TASK TO CARRY OUT:
In the page extract about moving connection strings out of configuration files, what option does Visual Studio offer when you right-click the project to open secrets.json?
----- PAGE EXTRACT -----
Reputation: 18066
In my .net framework projects I like to have the following in my app.config
<connectionStrings configSource="connections.config" />
with connections.config containing something like
<connectionStrings>
<add name="ApplicationDatabase" providerName="System.Data.SqlClient" connectionString="Server=.\SQLEXPRESS;Database=mydatabase;User Id=myuser; PWD=mypassword;" />
</connectionStrings>
Then I don't check connections.config into source code.
I want to use a similar trick with .NET Core, but it makes use of appsettings.json
via
services.AddDbContext<ApiDbContext>(options =>
options.UseSqlServer(
Configuration.GetConnectionString("MyDatabase")));
How do I proceed?
Upvotes: 5
Views: 2922
Reputation: 3752
For those who would encounter similar situation when they want to secure the connection string (or any other sensitive values) can simply use User Secrets. In Visual Studio (tested on 2019) right clicking on the project, then clicking on "Manage User Secrets" would open secrets.json
file that is a hidden file. Keys/values can be entered here just like appsettings.json file.
Upvotes: 2
Reputation: 46531
You can create a separate JSON file (or XML, or any of the configuration providers) and load that at application startup:
WebHost.CreateDefaultBuilder(args)
.ConfigureAppConfiguration(builder =>
{
builder.AddJsonFile("connectionstrings.json", optional: true);
})
Take a look at the docs for all the supported configuration providers.
----- STORED DATA -----
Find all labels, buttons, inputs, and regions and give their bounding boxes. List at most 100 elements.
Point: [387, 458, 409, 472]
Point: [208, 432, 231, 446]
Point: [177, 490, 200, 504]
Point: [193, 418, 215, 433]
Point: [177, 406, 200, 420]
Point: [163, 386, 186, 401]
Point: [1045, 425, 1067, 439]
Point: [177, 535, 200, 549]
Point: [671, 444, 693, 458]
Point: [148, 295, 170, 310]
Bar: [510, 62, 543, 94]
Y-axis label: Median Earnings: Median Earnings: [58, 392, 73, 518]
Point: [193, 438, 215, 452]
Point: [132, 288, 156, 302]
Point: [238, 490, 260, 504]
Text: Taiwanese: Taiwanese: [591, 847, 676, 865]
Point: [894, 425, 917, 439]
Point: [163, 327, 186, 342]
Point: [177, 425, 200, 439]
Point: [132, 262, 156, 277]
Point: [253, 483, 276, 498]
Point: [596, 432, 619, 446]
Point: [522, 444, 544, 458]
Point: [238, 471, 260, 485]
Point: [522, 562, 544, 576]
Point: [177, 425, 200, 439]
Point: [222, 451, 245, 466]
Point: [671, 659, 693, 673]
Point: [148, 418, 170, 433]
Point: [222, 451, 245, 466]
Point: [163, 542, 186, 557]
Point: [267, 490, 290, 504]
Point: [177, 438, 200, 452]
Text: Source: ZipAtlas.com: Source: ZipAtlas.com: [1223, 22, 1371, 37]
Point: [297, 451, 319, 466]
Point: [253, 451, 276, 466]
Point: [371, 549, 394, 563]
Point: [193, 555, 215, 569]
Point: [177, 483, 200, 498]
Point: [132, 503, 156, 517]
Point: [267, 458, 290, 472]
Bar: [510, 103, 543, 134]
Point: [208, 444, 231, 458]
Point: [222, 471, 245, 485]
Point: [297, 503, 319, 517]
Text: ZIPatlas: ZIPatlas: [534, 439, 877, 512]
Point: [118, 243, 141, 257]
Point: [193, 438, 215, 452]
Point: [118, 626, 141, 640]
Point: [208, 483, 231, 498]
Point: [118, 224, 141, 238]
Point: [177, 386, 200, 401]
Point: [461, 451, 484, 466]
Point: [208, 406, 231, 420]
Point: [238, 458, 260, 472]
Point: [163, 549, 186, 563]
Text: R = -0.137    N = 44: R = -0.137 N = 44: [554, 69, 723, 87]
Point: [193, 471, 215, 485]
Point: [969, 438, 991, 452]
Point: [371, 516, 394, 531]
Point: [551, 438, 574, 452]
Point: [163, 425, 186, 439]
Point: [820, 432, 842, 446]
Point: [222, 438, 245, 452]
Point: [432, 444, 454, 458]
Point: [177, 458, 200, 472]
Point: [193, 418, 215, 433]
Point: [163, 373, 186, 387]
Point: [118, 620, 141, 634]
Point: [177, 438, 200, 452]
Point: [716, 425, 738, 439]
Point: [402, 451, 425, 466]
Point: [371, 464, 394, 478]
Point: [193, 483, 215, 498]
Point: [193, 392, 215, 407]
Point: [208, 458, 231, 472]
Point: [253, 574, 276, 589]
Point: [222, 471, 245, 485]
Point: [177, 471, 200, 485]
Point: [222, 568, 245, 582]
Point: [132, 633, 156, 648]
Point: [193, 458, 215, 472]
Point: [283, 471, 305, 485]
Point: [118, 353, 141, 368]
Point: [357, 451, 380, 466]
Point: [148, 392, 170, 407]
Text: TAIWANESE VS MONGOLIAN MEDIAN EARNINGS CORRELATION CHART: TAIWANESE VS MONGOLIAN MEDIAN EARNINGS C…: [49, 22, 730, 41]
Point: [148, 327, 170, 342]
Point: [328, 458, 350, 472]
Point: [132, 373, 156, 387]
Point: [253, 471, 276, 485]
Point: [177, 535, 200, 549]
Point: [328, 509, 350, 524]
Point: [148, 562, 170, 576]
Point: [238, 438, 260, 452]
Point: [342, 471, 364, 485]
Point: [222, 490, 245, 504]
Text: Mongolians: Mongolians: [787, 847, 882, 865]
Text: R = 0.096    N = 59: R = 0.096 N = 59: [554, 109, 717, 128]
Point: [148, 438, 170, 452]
-----
ANSWER TO THIS TASK:
"Manage User Secrets"